(AIM OF THE EXERCISE) Print all of the data exactly as written.

┌──

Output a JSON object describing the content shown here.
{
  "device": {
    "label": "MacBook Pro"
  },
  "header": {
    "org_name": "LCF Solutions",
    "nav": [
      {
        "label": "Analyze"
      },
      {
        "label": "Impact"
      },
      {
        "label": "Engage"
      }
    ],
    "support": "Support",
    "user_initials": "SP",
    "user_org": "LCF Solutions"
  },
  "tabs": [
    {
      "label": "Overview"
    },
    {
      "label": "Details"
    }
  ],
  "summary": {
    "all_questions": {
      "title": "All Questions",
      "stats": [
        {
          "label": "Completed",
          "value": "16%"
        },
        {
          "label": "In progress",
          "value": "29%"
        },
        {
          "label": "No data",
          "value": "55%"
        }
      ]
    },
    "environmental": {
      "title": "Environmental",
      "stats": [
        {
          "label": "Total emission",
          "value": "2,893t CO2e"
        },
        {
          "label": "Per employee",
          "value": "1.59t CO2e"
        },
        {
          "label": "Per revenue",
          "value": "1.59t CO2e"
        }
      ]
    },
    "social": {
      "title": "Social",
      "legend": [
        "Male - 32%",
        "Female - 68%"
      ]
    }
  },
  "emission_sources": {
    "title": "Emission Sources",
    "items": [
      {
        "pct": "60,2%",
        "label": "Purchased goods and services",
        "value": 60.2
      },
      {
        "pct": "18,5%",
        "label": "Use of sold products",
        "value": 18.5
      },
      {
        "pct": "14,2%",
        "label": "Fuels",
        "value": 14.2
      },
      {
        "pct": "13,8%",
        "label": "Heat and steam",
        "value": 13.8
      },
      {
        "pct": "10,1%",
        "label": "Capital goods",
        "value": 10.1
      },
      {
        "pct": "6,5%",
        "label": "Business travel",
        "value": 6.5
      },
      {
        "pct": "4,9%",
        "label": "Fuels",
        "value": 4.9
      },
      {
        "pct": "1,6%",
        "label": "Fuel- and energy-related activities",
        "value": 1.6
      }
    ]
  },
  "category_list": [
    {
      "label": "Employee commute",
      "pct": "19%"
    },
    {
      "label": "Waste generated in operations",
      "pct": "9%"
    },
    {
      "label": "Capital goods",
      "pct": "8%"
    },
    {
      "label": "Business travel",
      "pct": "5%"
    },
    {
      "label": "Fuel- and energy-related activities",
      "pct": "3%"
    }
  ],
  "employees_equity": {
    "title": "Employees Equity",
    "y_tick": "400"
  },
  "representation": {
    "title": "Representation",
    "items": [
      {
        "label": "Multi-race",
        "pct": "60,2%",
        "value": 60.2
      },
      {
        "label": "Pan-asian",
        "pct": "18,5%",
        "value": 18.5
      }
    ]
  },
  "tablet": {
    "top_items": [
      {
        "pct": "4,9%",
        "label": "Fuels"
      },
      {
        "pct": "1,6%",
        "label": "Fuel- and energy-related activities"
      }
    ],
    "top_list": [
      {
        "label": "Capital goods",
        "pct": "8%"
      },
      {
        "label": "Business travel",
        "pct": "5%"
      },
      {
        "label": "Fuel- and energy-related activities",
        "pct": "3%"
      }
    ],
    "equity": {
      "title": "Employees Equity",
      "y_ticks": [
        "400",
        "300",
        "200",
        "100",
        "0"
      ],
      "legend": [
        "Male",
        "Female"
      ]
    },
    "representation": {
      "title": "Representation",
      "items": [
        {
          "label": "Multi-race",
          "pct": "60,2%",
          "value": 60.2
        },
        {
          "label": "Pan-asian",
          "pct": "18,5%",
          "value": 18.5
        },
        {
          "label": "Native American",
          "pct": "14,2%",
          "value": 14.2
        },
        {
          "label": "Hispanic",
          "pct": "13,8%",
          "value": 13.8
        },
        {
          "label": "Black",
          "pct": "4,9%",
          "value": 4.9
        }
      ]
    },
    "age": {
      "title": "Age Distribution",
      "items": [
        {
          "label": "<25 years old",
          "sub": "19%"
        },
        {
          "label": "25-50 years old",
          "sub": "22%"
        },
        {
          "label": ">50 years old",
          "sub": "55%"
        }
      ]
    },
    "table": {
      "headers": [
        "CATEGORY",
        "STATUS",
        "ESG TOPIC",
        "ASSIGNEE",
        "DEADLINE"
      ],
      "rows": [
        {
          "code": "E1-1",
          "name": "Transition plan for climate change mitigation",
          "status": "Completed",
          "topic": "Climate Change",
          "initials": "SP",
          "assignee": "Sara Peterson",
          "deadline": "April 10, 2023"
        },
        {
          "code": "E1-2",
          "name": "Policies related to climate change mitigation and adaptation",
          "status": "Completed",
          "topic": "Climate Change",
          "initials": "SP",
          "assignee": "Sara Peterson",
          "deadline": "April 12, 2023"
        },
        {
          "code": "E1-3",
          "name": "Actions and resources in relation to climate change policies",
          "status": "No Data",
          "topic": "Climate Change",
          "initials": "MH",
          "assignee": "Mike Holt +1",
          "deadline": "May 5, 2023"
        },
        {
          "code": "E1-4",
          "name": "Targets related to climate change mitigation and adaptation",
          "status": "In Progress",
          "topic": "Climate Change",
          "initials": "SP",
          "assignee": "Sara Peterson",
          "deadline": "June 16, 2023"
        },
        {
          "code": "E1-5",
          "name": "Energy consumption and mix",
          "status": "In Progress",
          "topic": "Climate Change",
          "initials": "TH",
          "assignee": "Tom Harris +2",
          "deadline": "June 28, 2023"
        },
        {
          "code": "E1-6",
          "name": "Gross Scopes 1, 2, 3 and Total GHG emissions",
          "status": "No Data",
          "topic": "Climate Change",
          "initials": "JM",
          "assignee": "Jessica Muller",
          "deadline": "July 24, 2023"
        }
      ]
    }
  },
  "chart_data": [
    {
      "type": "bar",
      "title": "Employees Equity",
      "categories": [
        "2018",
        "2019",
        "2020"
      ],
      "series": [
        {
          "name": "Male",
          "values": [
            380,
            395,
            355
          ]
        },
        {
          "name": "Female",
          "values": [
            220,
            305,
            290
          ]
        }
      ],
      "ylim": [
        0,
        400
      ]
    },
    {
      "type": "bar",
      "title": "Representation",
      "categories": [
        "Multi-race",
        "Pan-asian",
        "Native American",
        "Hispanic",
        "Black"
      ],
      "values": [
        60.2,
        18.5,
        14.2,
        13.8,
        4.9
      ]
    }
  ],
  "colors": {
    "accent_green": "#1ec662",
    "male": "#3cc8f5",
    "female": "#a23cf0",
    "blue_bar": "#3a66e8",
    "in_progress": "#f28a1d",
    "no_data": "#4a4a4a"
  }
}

└──

(SOLUTION TO THIS TASK)
Output a JSON object describing the content shown here.
{
  "device": {
    "label": "MacBook Pro"
  },
  "header": {
    "org_name": "LCF Solutions",
    "nav": [
      {
        "label": "Analyze"
      },
      {
        "label": "Impact"
      },
      {
        "label": "Engage"
      }
    ],
    "support": "Support",
    "user_initials": "SP",
    "user_org": "LCF Solutions"
  },
  "tabs": [
    {
      "label": "Overview"
    },
    {
      "label": "Details"
    }
  ],
  "summary": {
    "all_questions": {
      "title": "All Questions",
      "stats": [
        {
          "label": "Completed",
          "value": "16%"
        },
        {
          "label": "In progress",
          "value": "29%"
        },
        {
          "label": "No data",
          "value": "55%"
        }
      ]
    },
    "environmental": {
      "title": "Environmental",
      "stats": [
        {
          "label": "Total emission",
          "value": "2,893t CO2e"
        },
        {
          "label": "Per employee",
          "value": "1.59t CO2e"
        },
        {
          "label": "Per revenue",
          "value": "1.59t CO2e"
        }
      ]
    },
    "social": {
      "title": "Social",
      "legend": [
        "Male - 32%",
        "Female - 68%"
      ]
    }
  },
  "emission_sources": {
    "title": "Emission Sources",
    "items": [
      {
        "pct": "60,2%",
        "label": "Purchased goods and services",
        "value": 60.2
      },
      {
        "pct": "18,5%",
        "label": "Use of sold products",
        "value": 18.5
      },
      {
        "pct": "14,2%",
        "label": "Fuels",
        "value": 14.2
      },
      {
        "pct": "13,8%",
        "label": "Heat and steam",
        "value": 13.8
      },
      {
        "pct": "10,1%",
        "label": "Capital goods",
        "value": 10.1
      },
      {
        "pct": "6,5%",
        "label": "Business travel",
        "value": 6.5
      },
      {
        "pct": "4,9%",
        "label": "Fuels",
        "value": 4.9
      },
      {
        "pct": "1,6%",
        "label": "Fuel- and energy-related activities",
        "value": 1.6
      }
    ]
  },
  "category_list": [
    {
      "label": "Employee commute",
      "pct": "19%"
    },
    {
      "label": "Waste generated in operations",
      "pct": "9%"
    },
    {
      "label": "Capital goods",
      "pct": "8%"
    },
    {
      "label": "Business travel",
      "pct": "5%"
    },
    {
      "label": "Fuel- and energy-related activities",
      "pct": "3%"
    }
  ],
  "employees_equity": {
    "title": "Employees Equity",
    "y_tick": "400"
  },
  "representation": {
    "title": "Representation",
    "items": [
      {
        "label": "Multi-race",
        "pct": "60,2%",
        "value": 60.2
      },
      {
        "label": "Pan-asian",
        "pct": "18,5%",
        "value": 18.5
      }
    ]
  },
  "tablet": {
    "top_items": [
      {
        "pct": "4,9%",
        "label": "Fuels"
      },
      {
        "pct": "1,6%",
        "label": "Fuel- and energy-related activities"
      }
    ],
    "top_list": [
      {
        "label": "Capital goods",
        "pct": "8%"
      },
      {
        "label": "Business travel",
        "pct": "5%"
      },
      {
        "label": "Fuel- and energy-related activities",
        "pct": "3%"
      }
    ],
    "equity": {
      "title": "Employees Equity",
      "y_ticks": [
        "400",
        "300",
        "200",
        "100",
        "0"
      ],
      "legend": [
        "Male",
        "Female"
      ]
    },
    "representation": {
      "title": "Representation",
      "items": [
        {
          "label": "Multi-race",
          "pct": "60,2%",
          "value": 60.2
        },
        {
          "label": "Pan-asian",
          "pct": "18,5%",
          "value": 18.5
        },
        {
          "label": "Native American",
          "pct": "14,2%",
          "value": 14.2
        },
        {
          "label": "Hispanic",
          "pct": "13,8%",
          "value": 13.8
        },
        {
          "label": "Black",
          "pct": "4,9%",
          "value": 4.9
        }
      ]
    },
    "age": {
      "title": "Age Distribution",
      "items": [
        {
          "label": "<25 years old",
          "sub": "19%"
        },
        {
          "label": "25-50 years old",
          "sub": "22%"
        },
        {
          "label": ">50 years old",
          "sub": "55%"
        }
      ]
    },
    "table": {
      "headers": [
        "CATEGORY",
        "STATUS",
        "ESG TOPIC",
        "ASSIGNEE",
        "DEADLINE"
      ],
      "rows": [
        {
          "code": "E1-1",
          "name": "Transition plan for climate change mitigation",
          "status": "Completed",
          "topic": "Climate Change",
          "initials": "SP",
          "assignee": "Sara Peterson",
          "deadline": "April 10, 2023"
        },
        {
          "code": "E1-2",
          "name": "Policies related to climate change mitigation and adaptation",
          "status": "Completed",
          "topic": "Climate Change",
          "initials": "SP",
          "assignee": "Sara Peterson",
          "deadline": "April 12, 2023"
        },
        {
          "code": "E1-3",
          "name": "Actions and resources in relation to climate change policies",
          "status": "No Data",
          "topic": "Climate Change",
          "initials": "MH",
          "assignee": "Mike Holt +1",
          "deadline": "May 5, 2023"
        },
        {
          "code": "E1-4",
          "name": "Targets related to climate change mitigation and adaptation",
          "status": "In Progress",
          "topic": "Climate Change",
          "initials": "SP",
          "assignee": "Sara Peterson",
          "deadline": "June 16, 2023"
        },
        {
          "code": "E1-5",
          "name": "Energy consumption and mix",
          "status": "In Progress",
          "topic": "Climate Change",
          "initials": "TH",
          "assignee": "Tom Harris +2",
          "deadline": "June 28, 2023"
        },
        {
          "code": "E1-6",
          "name": "Gross Scopes 1, 2, 3 and Total GHG emissions",
          "status": "No Data",
          "topic": "Climate Change",
          "initials": "JM",
          "assignee": "Jessica Muller",
          "deadline": "July 24, 2023"
        }
      ]
    }
  },
  "chart_data": [
    {
      "type": "bar",
      "title": "Employees Equity",
      "categories": [
        "2018",
        "2019",
        "2020"
      ],
      "series": [
        {
          "name": "Male",
          "values": [
            380,
            395,
            355
          ]
        },
        {
          "name": "Female",
          "values": [
            220,
            305,
            290
          ]
        }
      ],
      "ylim": [
        0,
        400
      ]
    },
    {
      "type": "bar",
      "title": "Representation",
      "categories": [
        "Multi-race",
        "Pan-asian",
        "Native American",
        "Hispanic",
        "Black"
      ],
      "values": [
        60.2,
        18.5,
        14.2,
        13.8,
        4.9
      ]
    }
  ],
  "colors": {
    "accent_green": "#1ec662",
    "male": "#3cc8f5",
    "female": "#a23cf0",
    "blue_bar": "#3a66e8",
    "in_progress": "#f28a1d",
    "no_data": "#4a4a4a"
  }
}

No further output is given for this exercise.